_PASSAGE TO READ_.
• • • • •

It was time to recruit users for the in-person usability testing. My previous experiences with in-person usability testing have not been quite amazing, but I still wanted to go with the same because it’s really fun to connect with real users, and read their body language and other subtle reactions. The one thing that kept daunting me while recruiting users was — last time when I was performing in-person testing as a class project, we had a month’s time; whereas now I barely that a week’s time. Will I able to do it?

So I decided not to go very far in spotting users. I started looking for friends of friends. My target audience was users in the age group of 18–35, and female gender. That quite fit into my friends of friends category. I approached around 15 of them and tried to find the best day when most of them will be around my college campus. By the end of week 3 I was supposed to be done with the usability testing so that I can iterate on my designs next week and comfortably hand-off my designs.

A day before the testing

I received 4 text messages informing that they wouldn’t be able to make it so far. This is one of those times when you don’t really appreciate your college being in the outskirts. :( I was still hoping that the other 11 would turn up the next day.

• • • • •

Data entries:
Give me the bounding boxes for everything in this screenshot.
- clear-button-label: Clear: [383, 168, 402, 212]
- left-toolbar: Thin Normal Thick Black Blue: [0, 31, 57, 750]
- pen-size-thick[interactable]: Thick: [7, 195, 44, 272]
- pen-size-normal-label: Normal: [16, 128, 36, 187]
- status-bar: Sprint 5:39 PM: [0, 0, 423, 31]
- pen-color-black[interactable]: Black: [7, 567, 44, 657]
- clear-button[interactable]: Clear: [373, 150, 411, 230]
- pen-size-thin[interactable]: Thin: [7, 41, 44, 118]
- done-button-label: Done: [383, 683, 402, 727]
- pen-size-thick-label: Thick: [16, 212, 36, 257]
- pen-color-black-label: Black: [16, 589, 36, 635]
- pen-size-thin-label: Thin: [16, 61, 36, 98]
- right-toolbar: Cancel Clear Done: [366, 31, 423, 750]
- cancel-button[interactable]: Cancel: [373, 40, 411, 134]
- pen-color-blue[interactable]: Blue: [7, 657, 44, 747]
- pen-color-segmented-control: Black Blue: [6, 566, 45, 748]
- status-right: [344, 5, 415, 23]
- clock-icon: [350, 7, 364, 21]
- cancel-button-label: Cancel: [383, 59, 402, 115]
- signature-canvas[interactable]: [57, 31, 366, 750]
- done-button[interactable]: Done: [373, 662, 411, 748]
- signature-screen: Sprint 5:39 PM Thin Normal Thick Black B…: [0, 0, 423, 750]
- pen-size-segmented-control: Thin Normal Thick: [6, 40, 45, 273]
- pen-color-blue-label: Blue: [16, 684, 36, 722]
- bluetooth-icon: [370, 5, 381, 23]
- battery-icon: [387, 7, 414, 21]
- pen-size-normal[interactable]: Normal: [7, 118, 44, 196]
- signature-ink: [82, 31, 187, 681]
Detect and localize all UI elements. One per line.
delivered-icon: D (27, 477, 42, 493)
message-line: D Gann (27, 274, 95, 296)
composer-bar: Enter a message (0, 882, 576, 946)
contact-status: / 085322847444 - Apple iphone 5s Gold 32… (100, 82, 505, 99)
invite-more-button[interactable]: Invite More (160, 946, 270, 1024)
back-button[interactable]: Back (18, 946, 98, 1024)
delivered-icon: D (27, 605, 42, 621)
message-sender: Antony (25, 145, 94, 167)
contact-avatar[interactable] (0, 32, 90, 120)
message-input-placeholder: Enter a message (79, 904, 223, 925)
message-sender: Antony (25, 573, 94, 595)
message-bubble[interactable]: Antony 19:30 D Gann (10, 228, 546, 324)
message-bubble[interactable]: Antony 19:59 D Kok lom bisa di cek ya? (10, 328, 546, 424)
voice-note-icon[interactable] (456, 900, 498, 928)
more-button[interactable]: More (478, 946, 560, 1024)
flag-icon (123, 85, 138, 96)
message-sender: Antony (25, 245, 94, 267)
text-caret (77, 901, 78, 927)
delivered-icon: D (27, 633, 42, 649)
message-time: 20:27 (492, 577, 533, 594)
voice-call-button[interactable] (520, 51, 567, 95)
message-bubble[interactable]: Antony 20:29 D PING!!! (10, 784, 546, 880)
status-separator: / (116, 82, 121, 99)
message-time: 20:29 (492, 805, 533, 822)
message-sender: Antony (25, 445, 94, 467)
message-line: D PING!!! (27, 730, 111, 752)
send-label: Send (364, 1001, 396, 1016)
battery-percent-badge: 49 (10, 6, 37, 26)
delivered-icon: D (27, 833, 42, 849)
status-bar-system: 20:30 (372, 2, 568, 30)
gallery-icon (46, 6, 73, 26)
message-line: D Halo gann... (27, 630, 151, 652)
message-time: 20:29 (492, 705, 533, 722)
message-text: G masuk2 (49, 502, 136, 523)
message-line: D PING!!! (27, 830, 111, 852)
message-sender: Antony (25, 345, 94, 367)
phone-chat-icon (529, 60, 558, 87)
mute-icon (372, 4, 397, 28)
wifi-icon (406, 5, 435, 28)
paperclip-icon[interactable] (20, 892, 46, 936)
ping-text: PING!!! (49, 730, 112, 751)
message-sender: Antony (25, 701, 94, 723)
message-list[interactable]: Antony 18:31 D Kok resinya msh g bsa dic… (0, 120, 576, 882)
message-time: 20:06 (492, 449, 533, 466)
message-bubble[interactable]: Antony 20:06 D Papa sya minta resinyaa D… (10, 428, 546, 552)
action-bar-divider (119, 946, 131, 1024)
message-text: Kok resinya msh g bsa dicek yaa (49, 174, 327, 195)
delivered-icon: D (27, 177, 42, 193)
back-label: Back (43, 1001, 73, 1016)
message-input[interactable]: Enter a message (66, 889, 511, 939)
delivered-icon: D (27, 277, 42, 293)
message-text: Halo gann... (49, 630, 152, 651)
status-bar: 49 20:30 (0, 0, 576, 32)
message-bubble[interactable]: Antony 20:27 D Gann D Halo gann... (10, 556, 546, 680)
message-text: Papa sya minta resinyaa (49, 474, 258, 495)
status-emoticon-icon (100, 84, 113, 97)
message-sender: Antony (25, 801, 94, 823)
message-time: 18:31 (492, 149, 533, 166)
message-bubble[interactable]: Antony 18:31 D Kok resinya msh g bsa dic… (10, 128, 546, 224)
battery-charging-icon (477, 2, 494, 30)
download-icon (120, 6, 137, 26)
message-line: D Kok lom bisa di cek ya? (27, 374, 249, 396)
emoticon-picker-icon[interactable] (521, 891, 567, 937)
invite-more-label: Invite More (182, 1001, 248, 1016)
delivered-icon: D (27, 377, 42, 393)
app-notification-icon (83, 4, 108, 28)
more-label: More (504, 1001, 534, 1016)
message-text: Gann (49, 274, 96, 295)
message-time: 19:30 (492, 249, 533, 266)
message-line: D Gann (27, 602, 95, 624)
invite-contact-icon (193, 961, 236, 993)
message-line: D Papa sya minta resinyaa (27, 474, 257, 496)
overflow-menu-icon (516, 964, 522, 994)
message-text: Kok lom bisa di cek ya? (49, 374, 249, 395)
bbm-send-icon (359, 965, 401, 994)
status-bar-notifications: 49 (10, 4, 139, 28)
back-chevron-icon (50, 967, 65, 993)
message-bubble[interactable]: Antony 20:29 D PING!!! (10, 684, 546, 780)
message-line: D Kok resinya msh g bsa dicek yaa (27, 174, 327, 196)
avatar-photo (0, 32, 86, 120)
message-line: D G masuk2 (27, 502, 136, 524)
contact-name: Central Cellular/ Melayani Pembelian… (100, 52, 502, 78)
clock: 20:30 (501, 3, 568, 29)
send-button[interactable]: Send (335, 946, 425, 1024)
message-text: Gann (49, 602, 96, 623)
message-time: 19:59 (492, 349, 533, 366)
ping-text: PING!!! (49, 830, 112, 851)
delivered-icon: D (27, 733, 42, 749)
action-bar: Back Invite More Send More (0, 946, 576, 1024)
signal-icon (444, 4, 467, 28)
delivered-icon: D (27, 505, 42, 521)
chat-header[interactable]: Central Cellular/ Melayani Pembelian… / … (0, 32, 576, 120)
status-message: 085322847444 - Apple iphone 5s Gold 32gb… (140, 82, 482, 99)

• • • • •

_TASK LIST_.
[1] According to the usability testing account, what target audience was the writer recruiting for?
[2] Carry on the account of recruiting users for in-person usability testing, picking up after its final sentence.

_WRITTEN ANSWERS_.
[1] Female users aged 18–35.

[2]
The usability testing day

One would really expect that out of the 11 you confirmed, atleast 8–9 will turn up. Can you wildly take a guess as to how many would have come up?? There were just 2 of them. I was totally in a state of panic. I didn’t know what I had to do next. I had these few options in hand —

  1. Conclude design iterations based on the 2 ladies I interviewed in-person.
  2. Get my roommates to do this and incentivise them with pizzas maybe..
  3. Travel 43kms to reach the city, visit a cafe, convince people to spend 20 mins with me..

None of these options though were very convincing for me.

Switching to remote usability testing

Just the other day something happened. We had 3 visitors to our college. These guys were from CanvasFlip. They were in the college campus to talk about “Remote usability testing”. Honestly, this was the need of the hour for me. I rushed to the talk, and I exactly knew what I had to do next.

That night I sent a text to all those on my target audience list, asking them if they could just try the prototype on their mobile phones. What response I got is quite predictable! So just the next morning I grabbed the prototype link on CanvasFlip and sent to to 25 users. By the end of the day, I had the user behaviour data of 22 of them!!!

Seriously??? Was it so simple to validate designs? I was literally jumping with joy. Here’s what all I had in the CanvasFlip collaborative dashboard -

  1. Session recording of all 22 users. Hits and misses on the prototype
  2. The time each user took on each design screen
  3. The drop-off rate and conversion rate of each flow
  4. The engagement on each UI element
  5. The quantitative analysis of interaction on the screens in the form of heat maps
  6. Average time taken by users to complete a flow.

Honestly, it gives me user behaviour data in a much simpler way and helps me take design iteration decisions fasters.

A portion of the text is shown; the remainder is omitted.